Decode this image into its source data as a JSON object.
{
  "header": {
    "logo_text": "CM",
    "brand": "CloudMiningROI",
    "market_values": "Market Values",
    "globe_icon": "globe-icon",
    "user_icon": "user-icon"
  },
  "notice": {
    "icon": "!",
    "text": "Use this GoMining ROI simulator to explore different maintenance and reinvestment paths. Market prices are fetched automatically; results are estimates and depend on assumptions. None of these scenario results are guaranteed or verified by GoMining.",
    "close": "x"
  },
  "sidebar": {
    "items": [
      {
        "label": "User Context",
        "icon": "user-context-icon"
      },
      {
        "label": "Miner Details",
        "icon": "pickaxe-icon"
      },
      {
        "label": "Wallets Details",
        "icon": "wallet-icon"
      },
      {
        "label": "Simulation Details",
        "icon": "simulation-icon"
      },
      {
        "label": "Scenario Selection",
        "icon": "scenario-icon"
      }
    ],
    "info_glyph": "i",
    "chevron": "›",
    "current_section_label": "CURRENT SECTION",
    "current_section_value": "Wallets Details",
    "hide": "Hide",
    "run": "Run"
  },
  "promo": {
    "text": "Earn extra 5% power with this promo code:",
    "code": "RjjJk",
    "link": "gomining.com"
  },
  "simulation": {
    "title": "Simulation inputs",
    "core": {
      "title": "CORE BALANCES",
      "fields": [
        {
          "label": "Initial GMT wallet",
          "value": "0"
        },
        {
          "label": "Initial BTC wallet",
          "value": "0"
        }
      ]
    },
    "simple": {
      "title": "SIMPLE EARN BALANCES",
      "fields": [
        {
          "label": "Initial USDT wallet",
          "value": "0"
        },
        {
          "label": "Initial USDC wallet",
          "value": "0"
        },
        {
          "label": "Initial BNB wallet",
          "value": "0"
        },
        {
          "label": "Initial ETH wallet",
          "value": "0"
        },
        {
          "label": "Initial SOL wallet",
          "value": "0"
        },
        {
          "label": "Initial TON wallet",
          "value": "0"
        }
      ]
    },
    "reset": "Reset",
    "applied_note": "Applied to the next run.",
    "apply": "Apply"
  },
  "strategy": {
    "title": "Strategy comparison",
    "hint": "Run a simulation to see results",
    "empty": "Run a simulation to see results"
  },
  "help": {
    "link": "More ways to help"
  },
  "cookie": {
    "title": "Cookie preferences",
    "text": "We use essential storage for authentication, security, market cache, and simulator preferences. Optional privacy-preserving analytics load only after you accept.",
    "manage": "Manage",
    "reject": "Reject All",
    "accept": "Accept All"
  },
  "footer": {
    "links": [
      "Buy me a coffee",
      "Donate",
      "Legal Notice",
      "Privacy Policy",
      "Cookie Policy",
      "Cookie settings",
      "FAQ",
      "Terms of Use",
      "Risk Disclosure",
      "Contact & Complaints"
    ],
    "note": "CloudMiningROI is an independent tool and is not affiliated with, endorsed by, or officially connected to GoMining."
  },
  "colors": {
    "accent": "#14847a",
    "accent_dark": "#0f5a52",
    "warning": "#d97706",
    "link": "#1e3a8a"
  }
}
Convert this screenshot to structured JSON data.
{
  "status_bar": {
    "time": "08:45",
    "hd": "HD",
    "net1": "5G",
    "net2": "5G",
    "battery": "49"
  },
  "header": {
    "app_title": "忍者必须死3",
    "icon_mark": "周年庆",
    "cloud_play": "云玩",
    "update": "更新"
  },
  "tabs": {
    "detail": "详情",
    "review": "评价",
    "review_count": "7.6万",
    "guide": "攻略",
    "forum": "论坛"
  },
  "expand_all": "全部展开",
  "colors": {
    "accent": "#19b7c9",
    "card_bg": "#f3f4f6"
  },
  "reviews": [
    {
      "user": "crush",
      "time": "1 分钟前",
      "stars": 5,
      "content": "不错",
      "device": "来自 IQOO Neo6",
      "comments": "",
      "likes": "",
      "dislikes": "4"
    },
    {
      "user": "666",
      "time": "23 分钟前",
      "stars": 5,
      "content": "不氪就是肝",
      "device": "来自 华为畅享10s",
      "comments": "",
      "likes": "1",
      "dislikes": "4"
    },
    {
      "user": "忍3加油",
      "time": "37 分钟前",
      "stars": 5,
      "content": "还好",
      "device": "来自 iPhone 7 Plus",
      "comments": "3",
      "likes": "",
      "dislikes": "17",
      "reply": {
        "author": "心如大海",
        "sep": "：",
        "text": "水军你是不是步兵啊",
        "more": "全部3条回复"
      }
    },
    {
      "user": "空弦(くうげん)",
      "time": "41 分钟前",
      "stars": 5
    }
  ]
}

• [Task description]:
The records above should be repeated in full, exactly as given.

• [Written response]:
Decode this image into its source data as a JSON object.
{
  "header": {
    "logo_text": "CM",
    "brand": "CloudMiningROI",
    "market_values": "Market Values",
    "globe_icon": "globe-icon",
    "user_icon": "user-icon"
  },
  "notice": {
    "icon": "!",
    "text": "Use this GoMining ROI simulator to explore different maintenance and reinvestment paths. Market prices are fetched automatically; results are estimates and depend on assumptions. None of these scenario results are guaranteed or verified by GoMining.",
    "close": "x"
  },
  "sidebar": {
    "items": [
      {
        "label": "User Context",
        "icon": "user-context-icon"
      },
      {
        "label": "Miner Details",
        "icon": "pickaxe-icon"
      },
      {
        "label": "Wallets Details",
        "icon": "wallet-icon"
      },
      {
        "label": "Simulation Details",
        "icon": "simulation-icon"
      },
      {
        "label": "Scenario Selection",
        "icon": "scenario-icon"
      }
    ],
    "info_glyph": "i",
    "chevron": "›",
    "current_section_label": "CURRENT SECTION",
    "current_section_value": "Wallets Details",
    "hide": "Hide",
    "run": "Run"
  },
  "promo": {
    "text": "Earn extra 5% power with this promo code:",
    "code": "RjjJk",
    "link": "gomining.com"
  },
  "simulation": {
    "title": "Simulation inputs",
    "core": {
      "title": "CORE BALANCES",
      "fields": [
        {
          "label": "Initial GMT wallet",
          "value": "0"
        },
        {
          "label": "Initial BTC wallet",
          "value": "0"
        }
      ]
    },
    "simple": {
      "title": "SIMPLE EARN BALANCES",
      "fields": [
        {
          "label": "Initial USDT wallet",
          "value": "0"
        },
        {
          "label": "Initial USDC wallet",
          "value": "0"
        },
        {
          "label": "Initial BNB wallet",
          "value": "0"
        },
        {
          "label": "Initial ETH wallet",
          "value": "0"
        },
        {
          "label": "Initial SOL wallet",
          "value": "0"
        },
        {
          "label": "Initial TON wallet",
          "value": "0"
        }
      ]
    },
    "reset": "Reset",
    "applied_note": "Applied to the next run.",
    "apply": "Apply"
  },
  "strategy": {
    "title": "Strategy comparison",
    "hint": "Run a simulation to see results",
    "empty": "Run a simulation to see results"
  },
  "help": {
    "link": "More ways to help"
  },
  "cookie": {
    "title": "Cookie preferences",
    "text": "We use essential storage for authentication, security, market cache, and simulator preferences. Optional privacy-preserving analytics load only after you accept.",
    "manage": "Manage",
    "reject": "Reject All",
    "accept": "Accept All"
  },
  "footer": {
    "links": [
      "Buy me a coffee",
      "Donate",
      "Legal Notice",
      "Privacy Policy",
      "Cookie Policy",
      "Cookie settings",
      "FAQ",
      "Terms of Use",
      "Risk Disclosure",
      "Contact & Complaints"
    ],
    "note": "CloudMiningROI is an independent tool and is not affiliated with, endorsed by, or officially connected to GoMining."
  },
  "colors": {
    "accent": "#14847a",
    "accent_dark": "#0f5a52",
    "warning": "#d97706",
    "link": "#1e3a8a"
  }
}
Convert this screenshot to structured JSON data.
{
  "status_bar": {
    "time": "08:45",
    "hd": "HD",
    "net1": "5G",
    "net2": "5G",
    "battery": "49"
  },
  "header": {
    "app_title": "忍者必须死3",
    "icon_mark": "周年庆",
    "cloud_play": "云玩",
    "update": "更新"
  },
  "tabs": {
    "detail": "详情",
    "review": "评价",
    "review_count": "7.6万",
    "guide": "攻略",
    "forum": "论坛"
  },
  "expand_all": "全部展开",
  "colors": {
    "accent": "#19b7c9",
    "card_bg": "#f3f4f6"
  },
  "reviews": [
    {
      "user": "crush",
      "time": "1 分钟前",
      "stars": 5,
      "content": "不错",
      "device": "来自 IQOO Neo6",
      "comments": "",
      "likes": "",
      "dislikes": "4"
    },
    {
      "user": "666",
      "time": "23 分钟前",
      "stars": 5,
      "content": "不氪就是肝",
      "device": "来自 华为畅享10s",
      "comments": "",
      "likes": "1",
      "dislikes": "4"
    },
    {
      "user": "忍3加油",
      "time": "37 分钟前",
      "stars": 5,
      "content": "还好",
      "device": "来自 iPhone 7 Plus",
      "comments": "3",
      "likes": "",
      "dislikes": "17",
      "reply": {
        "author": "心如大海",
        "sep": "：",
        "text": "水军你是不是步兵啊",
        "more": "全部3条回复"
      }
    },
    {
      "user": "空弦(くうげん)",
      "time": "41 分钟前",
      "stars": 5
    }
  ]
}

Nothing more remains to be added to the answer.